[Dataset items]
::::::::::

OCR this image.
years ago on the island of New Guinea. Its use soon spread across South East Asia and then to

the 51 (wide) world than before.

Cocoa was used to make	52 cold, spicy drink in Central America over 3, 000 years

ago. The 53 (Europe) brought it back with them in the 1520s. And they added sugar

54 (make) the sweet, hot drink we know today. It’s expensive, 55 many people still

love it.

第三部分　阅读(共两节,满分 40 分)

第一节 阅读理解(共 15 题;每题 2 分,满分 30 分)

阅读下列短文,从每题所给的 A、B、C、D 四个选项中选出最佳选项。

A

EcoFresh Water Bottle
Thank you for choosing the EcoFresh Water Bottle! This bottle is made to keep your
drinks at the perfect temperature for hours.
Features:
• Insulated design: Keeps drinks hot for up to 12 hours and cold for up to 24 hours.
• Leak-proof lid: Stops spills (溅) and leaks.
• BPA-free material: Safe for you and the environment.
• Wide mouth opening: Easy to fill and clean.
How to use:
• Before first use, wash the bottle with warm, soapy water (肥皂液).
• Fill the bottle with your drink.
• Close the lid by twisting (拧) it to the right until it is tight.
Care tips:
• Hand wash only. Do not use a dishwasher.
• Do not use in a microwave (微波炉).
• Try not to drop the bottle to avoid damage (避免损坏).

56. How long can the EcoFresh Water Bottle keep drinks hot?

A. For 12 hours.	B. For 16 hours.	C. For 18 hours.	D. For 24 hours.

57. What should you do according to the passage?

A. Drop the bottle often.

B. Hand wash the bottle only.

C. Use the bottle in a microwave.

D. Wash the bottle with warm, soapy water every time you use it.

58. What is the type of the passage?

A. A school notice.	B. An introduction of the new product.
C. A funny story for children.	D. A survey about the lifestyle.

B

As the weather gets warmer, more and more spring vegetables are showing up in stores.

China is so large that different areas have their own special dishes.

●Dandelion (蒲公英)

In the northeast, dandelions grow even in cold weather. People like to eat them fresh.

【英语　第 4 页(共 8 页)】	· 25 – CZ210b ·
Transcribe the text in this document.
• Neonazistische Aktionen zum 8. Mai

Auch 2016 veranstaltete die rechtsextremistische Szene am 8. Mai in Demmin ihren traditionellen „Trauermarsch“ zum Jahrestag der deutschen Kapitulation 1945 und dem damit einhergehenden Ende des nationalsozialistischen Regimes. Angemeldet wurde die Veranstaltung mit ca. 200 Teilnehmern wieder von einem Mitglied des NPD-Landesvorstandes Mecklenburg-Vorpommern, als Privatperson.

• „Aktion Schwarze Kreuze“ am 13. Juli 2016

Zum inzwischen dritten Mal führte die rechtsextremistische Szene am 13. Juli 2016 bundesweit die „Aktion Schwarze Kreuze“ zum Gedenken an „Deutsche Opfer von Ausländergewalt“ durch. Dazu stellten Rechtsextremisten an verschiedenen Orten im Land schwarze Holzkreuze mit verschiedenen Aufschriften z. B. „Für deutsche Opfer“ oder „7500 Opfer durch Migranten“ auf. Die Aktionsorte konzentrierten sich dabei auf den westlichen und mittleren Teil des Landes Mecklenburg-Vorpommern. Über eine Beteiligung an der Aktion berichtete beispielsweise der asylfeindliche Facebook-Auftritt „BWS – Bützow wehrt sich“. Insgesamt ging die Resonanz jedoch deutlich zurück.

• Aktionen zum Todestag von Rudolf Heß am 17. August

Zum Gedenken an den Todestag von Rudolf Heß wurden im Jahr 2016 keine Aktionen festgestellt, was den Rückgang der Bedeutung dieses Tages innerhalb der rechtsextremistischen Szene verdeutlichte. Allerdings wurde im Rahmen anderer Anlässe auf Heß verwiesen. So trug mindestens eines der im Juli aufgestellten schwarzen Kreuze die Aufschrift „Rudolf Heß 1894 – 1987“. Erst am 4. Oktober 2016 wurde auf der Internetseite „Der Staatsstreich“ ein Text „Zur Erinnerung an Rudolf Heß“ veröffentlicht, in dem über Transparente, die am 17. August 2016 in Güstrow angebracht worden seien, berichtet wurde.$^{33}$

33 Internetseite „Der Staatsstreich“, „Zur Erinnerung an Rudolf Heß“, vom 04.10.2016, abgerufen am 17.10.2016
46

::::::::::

SET TASK
Please give back all of the records exactly as written.

REPLY TO THE EXERCISE
OCR this image.
years ago on the island of New Guinea. Its use soon spread across South East Asia and then to

the 51 (wide) world than before.

Cocoa was used to make	52 cold, spicy drink in Central America over 3, 000 years

ago. The 53 (Europe) brought it back with them in the 1520s. And they added sugar

54 (make) the sweet, hot drink we know today. It’s expensive, 55 many people still

love it.

第三部分　阅读(共两节,满分 40 分)

第一节 阅读理解(共 15 题;每题 2 分,满分 30 分)

阅读下列短文,从每题所给的 A、B、C、D 四个选项中选出最佳选项。

A

EcoFresh Water Bottle
Thank you for choosing the EcoFresh Water Bottle! This bottle is made to keep your
drinks at the perfect temperature for hours.
Features:
• Insulated design: Keeps drinks hot for up to 12 hours and cold for up to 24 hours.
• Leak-proof lid: Stops spills (溅) and leaks.
• BPA-free material: Safe for you and the environment.
• Wide mouth opening: Easy to fill and clean.
How to use:
• Before first use, wash the bottle with warm, soapy water (肥皂液).
• Fill the bottle with your drink.
• Close the lid by twisting (拧) it to the right until it is tight.
Care tips:
• Hand wash only. Do not use a dishwasher.
• Do not use in a microwave (微波炉).
• Try not to drop the bottle to avoid damage (避免损坏).

56. How long can the EcoFresh Water Bottle keep drinks hot?

A. For 12 hours.	B. For 16 hours.	C. For 18 hours.	D. For 24 hours.

57. What should you do according to the passage?

A. Drop the bottle often.

B. Hand wash the bottle only.

C. Use the bottle in a microwave.

D. Wash the bottle with warm, soapy water every time you use it.

58. What is the type of the passage?

A. A school notice.	B. An introduction of the new product.
C. A funny story for children.	D. A survey about the lifestyle.

B

As the weather gets warmer, more and more spring vegetables are showing up in stores.

China is so large that different areas have their own special dishes.

●Dandelion (蒲公英)

In the northeast, dandelions grow even in cold weather. People like to eat them fresh.

【英语　第 4 页(共 8 页)】	· 25 – CZ210b ·
Transcribe the text in this document.
• Neonazistische Aktionen zum 8. Mai

Auch 2016 veranstaltete die rechtsextremistische Szene am 8. Mai in Demmin ihren traditionellen „Trauermarsch“ zum Jahrestag der deutschen Kapitulation 1945 und dem damit einhergehenden Ende des nationalsozialistischen Regimes. Angemeldet wurde die Veranstaltung mit ca. 200 Teilnehmern wieder von einem Mitglied des NPD-Landesvorstandes Mecklenburg-Vorpommern, als Privatperson.

• „Aktion Schwarze Kreuze“ am 13. Juli 2016

Zum inzwischen dritten Mal führte die rechtsextremistische Szene am 13. Juli 2016 bundesweit die „Aktion Schwarze Kreuze“ zum Gedenken an „Deutsche Opfer von Ausländergewalt“ durch. Dazu stellten Rechtsextremisten an verschiedenen Orten im Land schwarze Holzkreuze mit verschiedenen Aufschriften z. B. „Für deutsche Opfer“ oder „7500 Opfer durch Migranten“ auf. Die Aktionsorte konzentrierten sich dabei auf den westlichen und mittleren Teil des Landes Mecklenburg-Vorpommern. Über eine Beteiligung an der Aktion berichtete beispielsweise der asylfeindliche Facebook-Auftritt „BWS – Bützow wehrt sich“. Insgesamt ging die Resonanz jedoch deutlich zurück.

• Aktionen zum Todestag von Rudolf Heß am 17. August

Zum Gedenken an den Todestag von Rudolf Heß wurden im Jahr 2016 keine Aktionen festgestellt, was den Rückgang der Bedeutung dieses Tages innerhalb der rechtsextremistischen Szene verdeutlichte. Allerdings wurde im Rahmen anderer Anlässe auf Heß verwiesen. So trug mindestens eines der im Juli aufgestellten schwarzen Kreuze die Aufschrift „Rudolf Heß 1894 – 1987“. Erst am 4. Oktober 2016 wurde auf der Internetseite „Der Staatsstreich“ ein Text „Zur Erinnerung an Rudolf Heß“ veröffentlicht, in dem über Transparente, die am 17. August 2016 in Güstrow angebracht worden seien, berichtet wurde.$^{33}$

33 Internetseite „Der Staatsstreich“, „Zur Erinnerung an Rudolf Heß“, vom 04.10.2016, abgerufen am 17.10.2016
46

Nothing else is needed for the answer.